## Exercises
[1] In the review of The Memory of Water, can you rewrite the stretch from "Publicity Designer: Isabella" through "up with it.", swapping "sisters" for "siblings"?
[2] Could you carry on the review of The Memory of Water from its last line?

Publicity Designer: Isabella Dalliston

The Memory of Water (one of the three ADC Freshers’ shows) was bursting with fresh talent. The play, which touched on subjects of memory, selective memory, and forgetting, created a lasting impression with its able cast, creative set design and clever directing.

Shelagh Stephenson’s play is about three sisters on the eve of their mother’s funeral. With one sister being a doctor, another a manager of a homeopathic remedy business, and the third a drama queen, it is hard to imagine a more dysfunctional family. As they come together in their childhood home, they inevitably clash, criticising each other’s lifestyle choices and memories of their youth. The longer they spend together, the more they reveal of their remembered or misremembered childhood, and come face-to-face both with their own demons and family secrets bound up with it.

“Very interesting, pitiable, and comic”

## Extracted records

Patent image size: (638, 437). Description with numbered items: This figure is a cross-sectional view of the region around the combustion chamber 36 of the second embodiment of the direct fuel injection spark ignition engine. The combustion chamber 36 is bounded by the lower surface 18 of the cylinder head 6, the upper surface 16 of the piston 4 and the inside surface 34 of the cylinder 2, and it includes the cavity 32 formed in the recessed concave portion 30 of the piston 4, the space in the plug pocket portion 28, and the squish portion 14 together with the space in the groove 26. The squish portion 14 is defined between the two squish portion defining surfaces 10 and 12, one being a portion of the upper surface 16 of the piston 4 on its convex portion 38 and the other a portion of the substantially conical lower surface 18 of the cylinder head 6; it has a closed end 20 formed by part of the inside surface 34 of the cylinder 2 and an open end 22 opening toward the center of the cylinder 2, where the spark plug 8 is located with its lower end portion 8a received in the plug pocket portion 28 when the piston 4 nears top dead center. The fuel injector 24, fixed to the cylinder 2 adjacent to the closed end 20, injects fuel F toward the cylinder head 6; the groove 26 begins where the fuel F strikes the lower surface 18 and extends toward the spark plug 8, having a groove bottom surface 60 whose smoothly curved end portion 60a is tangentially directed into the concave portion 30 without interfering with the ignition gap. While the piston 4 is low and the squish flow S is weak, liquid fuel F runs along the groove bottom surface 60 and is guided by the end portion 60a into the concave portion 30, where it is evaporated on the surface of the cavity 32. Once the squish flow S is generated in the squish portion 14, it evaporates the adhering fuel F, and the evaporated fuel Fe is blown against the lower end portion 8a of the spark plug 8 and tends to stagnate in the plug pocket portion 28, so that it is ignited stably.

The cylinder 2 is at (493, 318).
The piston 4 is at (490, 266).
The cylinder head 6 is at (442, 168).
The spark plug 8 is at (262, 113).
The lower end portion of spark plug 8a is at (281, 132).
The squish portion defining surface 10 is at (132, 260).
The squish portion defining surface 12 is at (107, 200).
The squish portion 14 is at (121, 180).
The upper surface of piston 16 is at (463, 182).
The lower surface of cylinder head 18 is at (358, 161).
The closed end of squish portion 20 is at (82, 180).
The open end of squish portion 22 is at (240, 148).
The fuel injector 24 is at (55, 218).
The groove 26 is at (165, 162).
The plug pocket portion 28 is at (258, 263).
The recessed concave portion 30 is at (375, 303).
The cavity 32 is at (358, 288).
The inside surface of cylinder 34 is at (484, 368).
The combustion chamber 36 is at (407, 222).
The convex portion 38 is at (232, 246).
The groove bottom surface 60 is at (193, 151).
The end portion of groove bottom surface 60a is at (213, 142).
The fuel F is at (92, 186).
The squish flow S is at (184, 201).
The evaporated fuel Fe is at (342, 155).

## Exercise results
[1]
Publicity Designer: Isabella Dalliston

The Memory of Water (one of the three ADC Freshers’ shows) was bursting with fresh talent. The play, which touched on subjects of memory, selective memory, and forgetting, created a lasting impression with its able cast, creative set design and clever directing.

Shelagh Stephenson’s play is about three siblings on the eve of their mother’s funeral. With one sister being a doctor, another a manager of a homeopathic remedy business, and the third a drama queen, it is hard to imagine a more dysfunctional family. As they come together in their childhood home, they inevitably clash, criticising each other’s lifestyle choices and memories of their youth. The longer they spend together, the more they reveal of their remembered or misremembered childhood, and come face-to-face both with their own demons and family secrets bound up with it.

[2]
“No wonder I’ve got low self-esteem”, the youngest sister, Catherine (Priya Edwards) says as her sisters misremember the name of her latest man, pull her up on her spending, and criticise her attention-seeking. However, what could have been a very annoying character soon became a very interesting, pitiable, and comic one as Edwards delivered her role with great feeling and dug into the deeper levels of her character. When her current love affair breaks up with her over the phone, she goes from bubbly and comic into heart-breaking within only a few lines. Edwards’ delivery of this and many other of her lines would have stolen the show were it not for the rest of the excellent cast. The most critical but conversely the most protective of the sisters is the eldest Teresa, played by Kay Benson. Benson toed a very good line between blaming her sisters for not being there at their mother’s death and displaying a maternal concern for her sisters.

The link to homeopathy is an important one. The Memory of Water is a theory in alternative therapy that water ‘remembers’ curative properties even after it has been diluted. This theory is discussed by Mary, a doctor and the middle child, and her lover, Mike, a doctor and married man. Iulia Teodorescu rose to the challenge of playing a character who must deal with grief, excitement about a pregnancy, anxiety for the future with her lover, then a catastrophic revelation. Mary is the tragic heroine of this play and for this reason she alone is visited by the spectre of her dead mother. Lovingly watching over and desperate to defend herself against the incomplete memories of her daughters, Anna Bullard delivered a strong and authoritative performance as former party girl Vi turned mother to three daughters bewilderingly different from her.

“The director really shone”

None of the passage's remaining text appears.